▶ TASK INSTRUCTIONS
**A)** Which Russian soprano sings the Tchaikovsky songs discussed in the album review?
**B)** Write the next part of the Tchaikovsky songs album review, picking up right after its last sentence.

For the connoisseur...
**** | **** | 02/21/2004
(5 out of 5 stars)
"This 'Vol.1' is the first in a projected series encompassing the complete songs of Tchaikovsky. It appears however that the ensuing survey has not materialised. Mores the pity, for the Russian soprano Nadezhda Krasnaya (Ms Red in English)is very much at home in this repertoire. It is rather incongruous that the songs revealing so much of the essential Tchaikovsky, his inner-most world, so well-loved and well-known in Russia are almost completely unknown in the West. Granted the language barrier and the different 'understanding' of life have some bearing. Russians love to feel blue and suffer through life as we all know and this is so eloquently expressed in the lyric poems which Tchaikovsky chose to express in music.The word 'Romance' is the common Russian or rather adopted French word for the Art-song or Lied. There are however different genres that influenced Tchaikovsky's songs; firstly the salon element which occasionally surfaces as does gypsy and folk-idiom and add to that the oriental strain of the Mighty 5 Rimsky et al. and you get a fascinating mix and variety of songs.This album of early songs operi 2;6 and 16 and some unnumbered contain many gems are always beautiful and charming. Nadezhda aquits herself well with commitment and intensity to the music. What comes across is the expression, it is always sincere and not forced or put-on. The vales of slavic melancholy are traversed and plumbed. The themes of suffering and love's sadness explored not with self-lacerating screams but gently with resignation and a longing for peace and love. The popular song None but the lonely heart 'Nur wer die sehsucht kennt'with its climax on the words ....'how I suffer' etc are coached in a restrained manner.

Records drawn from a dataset
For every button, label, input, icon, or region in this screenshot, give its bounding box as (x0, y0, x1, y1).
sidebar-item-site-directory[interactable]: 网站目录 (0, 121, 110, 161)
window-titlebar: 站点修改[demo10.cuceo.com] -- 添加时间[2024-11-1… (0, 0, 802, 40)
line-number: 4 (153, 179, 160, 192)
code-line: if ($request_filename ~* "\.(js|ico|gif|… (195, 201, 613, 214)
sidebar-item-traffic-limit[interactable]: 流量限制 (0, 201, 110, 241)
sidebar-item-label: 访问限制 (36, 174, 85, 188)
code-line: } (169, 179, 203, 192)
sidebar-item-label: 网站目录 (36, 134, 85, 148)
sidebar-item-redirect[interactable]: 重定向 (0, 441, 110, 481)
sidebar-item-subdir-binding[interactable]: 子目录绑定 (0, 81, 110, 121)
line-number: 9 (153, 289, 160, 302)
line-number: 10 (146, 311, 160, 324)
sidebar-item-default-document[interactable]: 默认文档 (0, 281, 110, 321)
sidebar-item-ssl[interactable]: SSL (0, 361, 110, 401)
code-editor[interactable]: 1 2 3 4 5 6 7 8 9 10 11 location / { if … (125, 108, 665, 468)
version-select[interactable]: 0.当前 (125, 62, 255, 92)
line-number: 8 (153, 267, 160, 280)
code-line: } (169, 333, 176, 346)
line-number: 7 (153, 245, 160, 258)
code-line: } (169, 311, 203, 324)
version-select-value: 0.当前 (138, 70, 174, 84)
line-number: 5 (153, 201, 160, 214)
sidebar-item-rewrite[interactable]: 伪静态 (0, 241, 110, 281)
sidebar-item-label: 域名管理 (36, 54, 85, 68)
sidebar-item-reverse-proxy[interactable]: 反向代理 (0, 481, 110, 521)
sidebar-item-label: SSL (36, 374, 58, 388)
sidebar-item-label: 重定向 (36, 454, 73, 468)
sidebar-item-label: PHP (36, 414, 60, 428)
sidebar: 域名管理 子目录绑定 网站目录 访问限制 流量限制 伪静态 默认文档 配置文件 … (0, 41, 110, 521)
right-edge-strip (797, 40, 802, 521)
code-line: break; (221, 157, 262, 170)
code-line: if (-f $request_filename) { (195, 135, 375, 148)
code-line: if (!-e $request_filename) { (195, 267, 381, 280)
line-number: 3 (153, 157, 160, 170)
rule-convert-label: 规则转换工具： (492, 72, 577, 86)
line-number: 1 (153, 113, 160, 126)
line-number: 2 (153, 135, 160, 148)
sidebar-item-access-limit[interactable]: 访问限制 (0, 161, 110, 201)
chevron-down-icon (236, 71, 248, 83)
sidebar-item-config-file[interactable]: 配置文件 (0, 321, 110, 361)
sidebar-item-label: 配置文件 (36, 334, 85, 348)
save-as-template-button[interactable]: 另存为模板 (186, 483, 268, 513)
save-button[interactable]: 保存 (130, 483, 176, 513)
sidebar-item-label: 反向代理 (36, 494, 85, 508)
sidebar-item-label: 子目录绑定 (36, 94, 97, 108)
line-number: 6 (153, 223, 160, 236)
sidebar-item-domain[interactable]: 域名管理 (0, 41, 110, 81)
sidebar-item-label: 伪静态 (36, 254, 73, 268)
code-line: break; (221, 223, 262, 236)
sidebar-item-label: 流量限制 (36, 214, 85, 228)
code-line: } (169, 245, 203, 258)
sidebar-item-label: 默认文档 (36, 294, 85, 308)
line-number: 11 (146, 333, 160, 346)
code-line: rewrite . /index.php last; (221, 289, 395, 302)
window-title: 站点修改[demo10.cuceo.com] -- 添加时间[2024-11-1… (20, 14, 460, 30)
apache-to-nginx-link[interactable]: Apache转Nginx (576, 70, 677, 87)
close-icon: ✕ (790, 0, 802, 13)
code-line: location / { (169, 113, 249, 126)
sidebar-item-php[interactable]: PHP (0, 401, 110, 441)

▶ RESPONSES
**A)** Nadezhda Krasnaya.

**B)**
Occasionaly Tchaikovsky runs riot in an unrestrained and extrovert way giving us too over-blown piano figurations in the pre-lude and post-lude of the song Reconciliation Op25 no1. The continual repetition of the same motive and the plagal cadence becomes cloying and melodrammatic (apparently in imitation of the gypsy style)Tchaikovsky dofts his hat in the direction of the Mighty 5 (BABOCUMURI)in the song 'Canary' with its oriental melismata. The song 'Wait' apparently inspired by Shakespeare is a highlight. Naghezhda is just magical in this. The middle part of the song reveals the power of nature to the lovers with the little 'sighs' in the accompaniment reminding one of the Romeo & Juliet overture.The soprano herself has a wonderfully expressive voice.
Possessing a big drammatic soprano in the Russian tradition (including a slight wooble which is usually under control) she is able to shape her voice to the drammatic demands of the song. The top notes are there and are unleashed but always under control. It is not only the infinite shaping,colour and phrasing that make her a great Tchaikovian interpreter, it is the understanding of the sub-text and the word-poetry.
The piano accompaniment by Vadim Fedorovtsev is able and always appropriate.
However it's the technology that lets the side down here. The piano sounds like a tinny box with little natural resonance. There is a creeping reverb that crops up now and then. This ghosting is a little disconcerting to me. The recording engineers went to sleep? Also the breaks between tracks need more 'breathing space' to recover from the previous song.It is disappointing that the technology is not on the same level or in fact supports the singers artistry."